Given instruction
Reproduce this listing in full.

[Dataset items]
—————
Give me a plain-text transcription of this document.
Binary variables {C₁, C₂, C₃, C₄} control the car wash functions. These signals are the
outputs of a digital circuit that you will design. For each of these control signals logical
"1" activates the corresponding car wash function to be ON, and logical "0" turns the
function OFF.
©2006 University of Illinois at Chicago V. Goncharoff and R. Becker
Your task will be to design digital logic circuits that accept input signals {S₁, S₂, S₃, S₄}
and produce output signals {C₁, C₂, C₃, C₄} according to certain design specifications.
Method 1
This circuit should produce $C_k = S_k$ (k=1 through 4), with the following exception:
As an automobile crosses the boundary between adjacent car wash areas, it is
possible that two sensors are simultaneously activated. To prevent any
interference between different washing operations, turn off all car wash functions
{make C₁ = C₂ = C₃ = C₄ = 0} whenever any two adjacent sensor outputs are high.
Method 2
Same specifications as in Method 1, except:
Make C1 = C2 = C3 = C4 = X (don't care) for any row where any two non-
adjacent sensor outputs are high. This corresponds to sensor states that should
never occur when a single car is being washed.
—————
Result of this exercise
Give me a plain-text transcription of this document.
Binary variables {C₁, C₂, C₃, C₄} control the car wash functions. These signals are the
outputs of a digital circuit that you will design. For each of these control signals logical
"1" activates the corresponding car wash function to be ON, and logical "0" turns the
function OFF.
©2006 University of Illinois at Chicago V. Goncharoff and R. Becker
Your task will be to design digital logic circuits that accept input signals {S₁, S₂, S₃, S₄}
and produce output signals {C₁, C₂, C₃, C₄} according to certain design specifications.
Method 1
This circuit should produce $C_k = S_k$ (k=1 through 4), with the following exception:
As an automobile crosses the boundary between adjacent car wash areas, it is
possible that two sensors are simultaneously activated. To prevent any
interference between different washing operations, turn off all car wash functions
{make C₁ = C₂ = C₃ = C₄ = 0} whenever any two adjacent sensor outputs are high.
Method 2
Same specifications as in Method 1, except:
Make C1 = C2 = C3 = C4 = X (don't care) for any row where any two non-
adjacent sensor outputs are high. This corresponds to sensor states that should
never occur when a single car is being washed.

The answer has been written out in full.